* GOAL OF THE EXERCISE *
Repeat what the lines below say, word for word, and skip every image.

Stored data entries:
┌──

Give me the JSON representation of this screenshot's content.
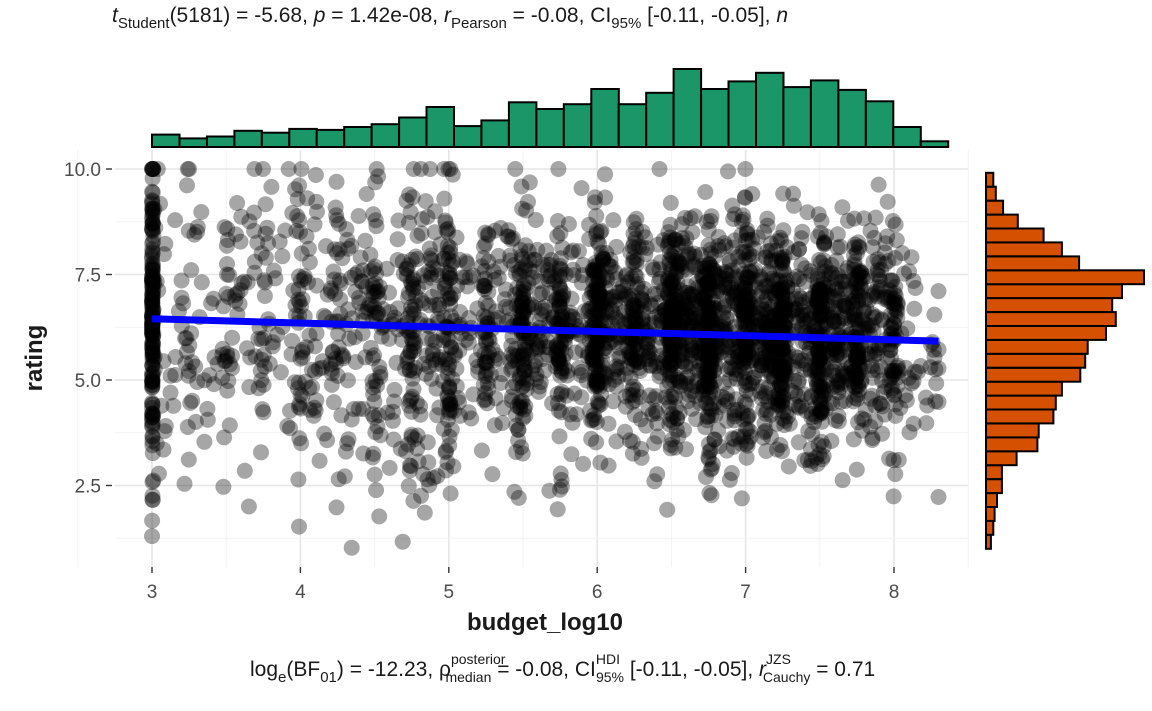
{
  "chart_data": {
    "type": "scatter",
    "title": {
      "t_label": "t",
      "t_sub": "Student",
      "t_df": "(5181) = -5.68, ",
      "p_label": "p",
      "p_value": " = 1.42e-08, ",
      "r_label": "r",
      "r_sub": "Pearson",
      "r_value": " = -0.08, ",
      "ci_label": "CI",
      "ci_sub": "95%",
      "ci_value": " [-0.11, -0.05], ",
      "n_label": "n"
    },
    "subtitle": {
      "bf_label": "log",
      "bf_sub": "e",
      "bf_mid": "(BF",
      "bf_sub2": "01",
      "bf_value": ") = -12.23, ",
      "rho_label": "ρ",
      "rho_sup": "posterior",
      "rho_sub": "median",
      "rho_value": " = -0.08, ",
      "ci_label": "CI",
      "ci_sup": "HDI",
      "ci_sub": "95%",
      "ci_value": " [-0.11, -0.05], ",
      "r_label": "r",
      "r_sup": "JZS",
      "r_sub": "Cauchy",
      "r_value": " = 0.71"
    },
    "xlabel": "budget_log10",
    "ylabel": "rating",
    "xlim": [
      2.75,
      8.5
    ],
    "ylim": [
      0.8,
      10.5
    ],
    "x_ticks": [
      3,
      4,
      5,
      6,
      7,
      8
    ],
    "x_tick_labels": [
      "3",
      "4",
      "5",
      "6",
      "7",
      "8"
    ],
    "y_ticks": [
      2.5,
      5.0,
      7.5,
      10.0
    ],
    "y_tick_labels": [
      "2.5",
      "5.0",
      "7.5",
      "10.0"
    ],
    "n_points": 5183,
    "regression_line": {
      "x": [
        3.0,
        8.3
      ],
      "y": [
        6.45,
        5.92
      ],
      "color": "#0000ff"
    },
    "point_color": "#000000",
    "grid": true,
    "x_marginal_histogram": {
      "color": "#1b9668",
      "bin_edges": [
        3.0,
        3.185,
        3.37,
        3.555,
        3.74,
        3.925,
        4.11,
        4.295,
        4.48,
        4.665,
        4.85,
        5.035,
        5.22,
        5.405,
        5.59,
        5.775,
        5.96,
        6.145,
        6.33,
        6.515,
        6.7,
        6.885,
        7.07,
        7.255,
        7.44,
        7.625,
        7.81,
        7.995,
        8.18,
        8.365
      ],
      "counts": [
        13,
        9,
        11,
        17,
        15,
        19,
        18,
        21,
        24,
        31,
        42,
        22,
        28,
        47,
        40,
        45,
        61,
        45,
        57,
        82,
        61,
        69,
        78,
        63,
        70,
        60,
        48,
        21,
        6
      ]
    },
    "y_marginal_histogram": {
      "color": "#d55000",
      "bin_edges": [
        1.0,
        1.33,
        1.66,
        1.99,
        2.32,
        2.65,
        2.98,
        3.31,
        3.64,
        3.97,
        4.3,
        4.63,
        4.96,
        5.29,
        5.62,
        5.95,
        6.28,
        6.61,
        6.94,
        7.27,
        7.6,
        7.93,
        8.26,
        8.59,
        8.92,
        9.25,
        9.58,
        9.91
      ],
      "counts": [
        4,
        6,
        7,
        9,
        13,
        13,
        25,
        42,
        43,
        55,
        57,
        62,
        77,
        81,
        83,
        98,
        106,
        103,
        111,
        129,
        76,
        62,
        47,
        26,
        14,
        8,
        6
      ]
    }
  }
}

└──

* RESPONSE TO THE TASK *
Give me the JSON representation of this screenshot's content.
{
  "chart_data": {
    "type": "scatter",
    "title": {
      "t_label": "t",
      "t_sub": "Student",
      "t_df": "(5181) = -5.68, ",
      "p_label": "p",
      "p_value": " = 1.42e-08, ",
      "r_label": "r",
      "r_sub": "Pearson",
      "r_value": " = -0.08, ",
      "ci_label": "CI",
      "ci_sub": "95%",
      "ci_value": " [-0.11, -0.05], ",
      "n_label": "n"
    },
    "subtitle": {
      "bf_label": "log",
      "bf_sub": "e",
      "bf_mid": "(BF",
      "bf_sub2": "01",
      "bf_value": ") = -12.23, ",
      "rho_label": "ρ",
      "rho_sup": "posterior",
      "rho_sub": "median",
      "rho_value": " = -0.08, ",
      "ci_label": "CI",
      "ci_sup": "HDI",
      "ci_sub": "95%",
      "ci_value": " [-0.11, -0.05], ",
      "r_label": "r",
      "r_sup": "JZS",
      "r_sub": "Cauchy",
      "r_value": " = 0.71"
    },
    "xlabel": "budget_log10",
    "ylabel": "rating",
    "xlim": [
      2.75,
      8.5
    ],
    "ylim": [
      0.8,
      10.5
    ],
    "x_ticks": [
      3,
      4,
      5,
      6,
      7,
      8
    ],
    "x_tick_labels": [
      "3",
      "4",
      "5",
      "6",
      "7",
      "8"
    ],
    "y_ticks": [
      2.5,
      5.0,
      7.5,
      10.0
    ],
    "y_tick_labels": [
      "2.5",
      "5.0",
      "7.5",
      "10.0"
    ],
    "n_points": 5183,
    "regression_line": {
      "x": [
        3.0,
        8.3
      ],
      "y": [
        6.45,
        5.92
      ],
      "color": "#0000ff"
    },
    "point_color": "#000000",
    "grid": true,
    "x_marginal_histogram": {
      "color": "#1b9668",
      "bin_edges": [
        3.0,
        3.185,
        3.37,
        3.555,
        3.74,
        3.925,
        4.11,
        4.295,
        4.48,
        4.665,
        4.85,
        5.035,
        5.22,
        5.405,
        5.59,
        5.775,
        5.96,
        6.145,
        6.33,
        6.515,
        6.7,
        6.885,
        7.07,
        7.255,
        7.44,
        7.625,
        7.81,
        7.995,
        8.18,
        8.365
      ],
      "counts": [
        13,
        9,
        11,
        17,
        15,
        19,
        18,
        21,
        24,
        31,
        42,
        22,
        28,
        47,
        40,
        45,
        61,
        45,
        57,
        82,
        61,
        69,
        78,
        63,
        70,
        60,
        48,
        21,
        6
      ]
    },
    "y_marginal_histogram": {
      "color": "#d55000",
      "bin_edges": [
        1.0,
        1.33,
        1.66,
        1.99,
        2.32,
        2.65,
        2.98,
        3.31,
        3.64,
        3.97,
        4.3,
        4.63,
        4.96,
        5.29,
        5.62,
        5.95,
        6.28,
        6.61,
        6.94,
        7.27,
        7.6,
        7.93,
        8.26,
        8.59,
        8.92,
        9.25,
        9.58,
        9.91
      ],
      "counts": [
        4,
        6,
        7,
        9,
        13,
        13,
        25,
        42,
        43,
        55,
        57,
        62,
        77,
        81,
        83,
        98,
        106,
        103,
        111,
        129,
        76,
        62,
        47,
        26,
        14,
        8,
        6
      ]
    }
  }
}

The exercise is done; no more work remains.